-- begin DATA ENTRIES --

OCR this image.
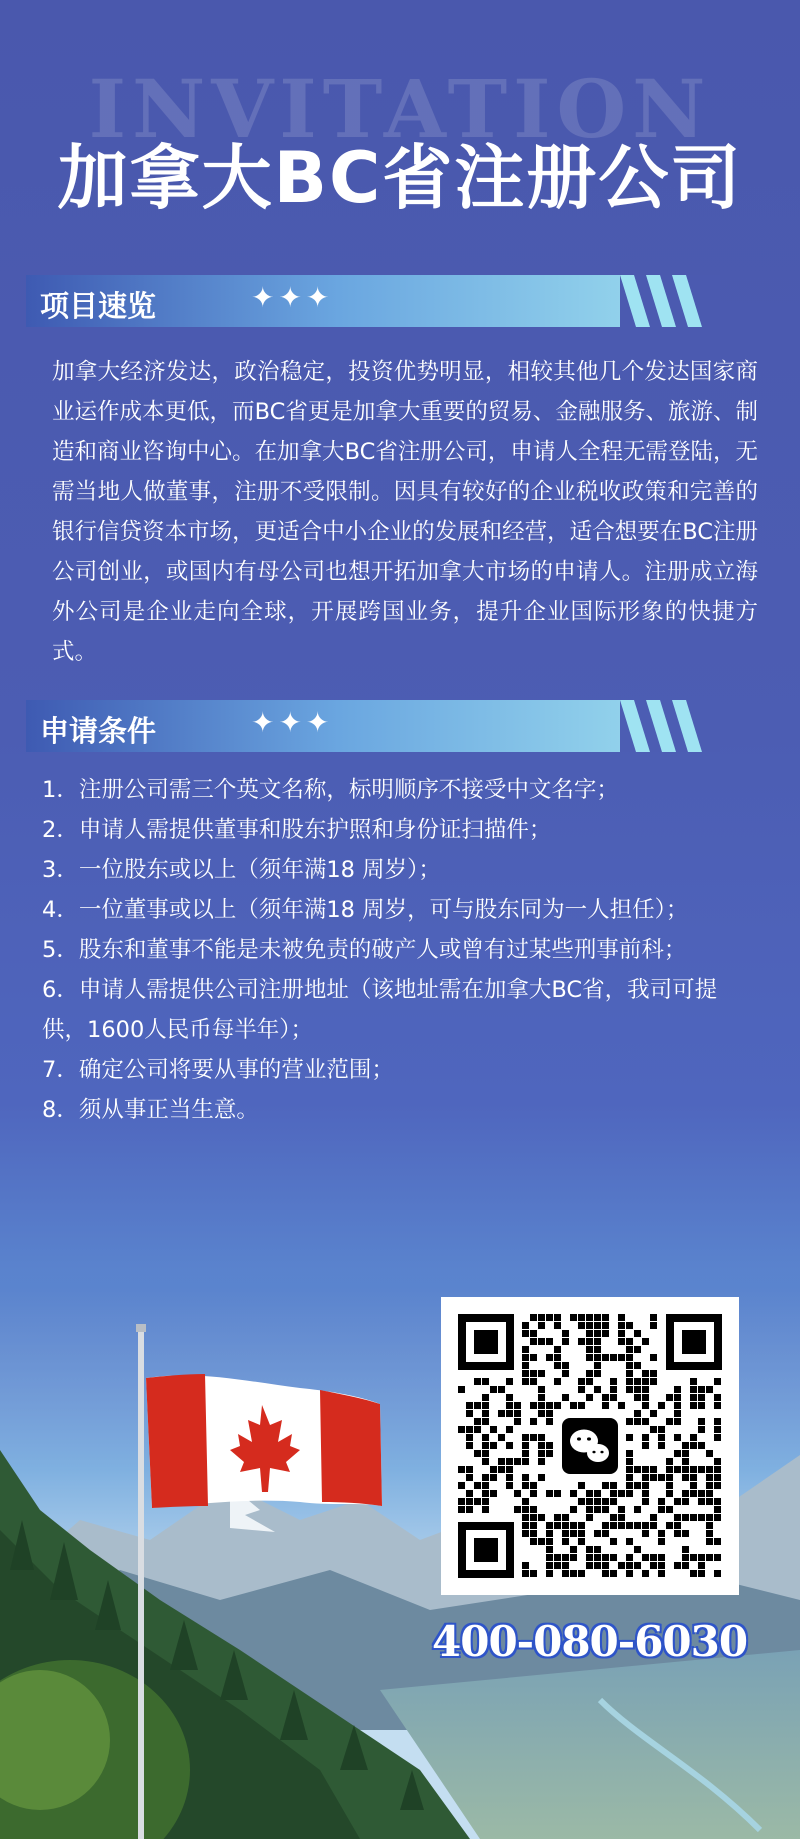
INVITATION
加拿大BC省注册公司
项目速览	✦✦✦
加拿大经济发达，政治稳定，投资优势明显，相较其他几个发达国家商业运作成本更低，而BC省更是加拿大重要的贸易、金融服务、旅游、制造和商业咨询中心。在加拿大BC省注册公司，申请人全程无需登陆，无需当地人做董事，注册不受限制。因具有较好的企业税收政策和完善的银行信贷资本市场，更适合中小企业的发展和经营，适合想要在BC注册公司创业，或国内有母公司也想开拓加拿大市场的申请人。注册成立海外公司是企业走向全球，开展跨国业务，提升企业国际形象的快捷方式。
申请条件	✦✦✦
1．注册公司需三个英文名称，标明顺序不接受中文名字；
2．申请人需提供董事和股东护照和身份证扫描件；
3．一位股东或以上（须年满18 周岁）；
4．一位董事或以上（须年满18 周岁，可与股东同为一人担任）；
5．股东和董事不能是未被免责的破产人或曾有过某些刑事前科；
6．申请人需提供公司注册地址（该地址需在加拿大BC省，我司可提供，1600人民币每半年）；
7．确定公司将要从事的营业范围；
8．须从事正当生意。
400-080-6030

-- end DATA ENTRIES --

WRITTEN TASK:
Give every line above again exactly, with no pictures.

TASK OUTPUT:
OCR this image.
INVITATION
加拿大BC省注册公司
项目速览	✦✦✦
加拿大经济发达，政治稳定，投资优势明显，相较其他几个发达国家商业运作成本更低，而BC省更是加拿大重要的贸易、金融服务、旅游、制造和商业咨询中心。在加拿大BC省注册公司，申请人全程无需登陆，无需当地人做董事，注册不受限制。因具有较好的企业税收政策和完善的银行信贷资本市场，更适合中小企业的发展和经营，适合想要在BC注册公司创业，或国内有母公司也想开拓加拿大市场的申请人。注册成立海外公司是企业走向全球，开展跨国业务，提升企业国际形象的快捷方式。
申请条件	✦✦✦
1．注册公司需三个英文名称，标明顺序不接受中文名字；
2．申请人需提供董事和股东护照和身份证扫描件；
3．一位股东或以上（须年满18 周岁）；
4．一位董事或以上（须年满18 周岁，可与股东同为一人担任）；
5．股东和董事不能是未被免责的破产人或曾有过某些刑事前科；
6．申请人需提供公司注册地址（该地址需在加拿大BC省，我司可提供，1600人民币每半年）；
7．确定公司将要从事的营业范围；
8．须从事正当生意。
400-080-6030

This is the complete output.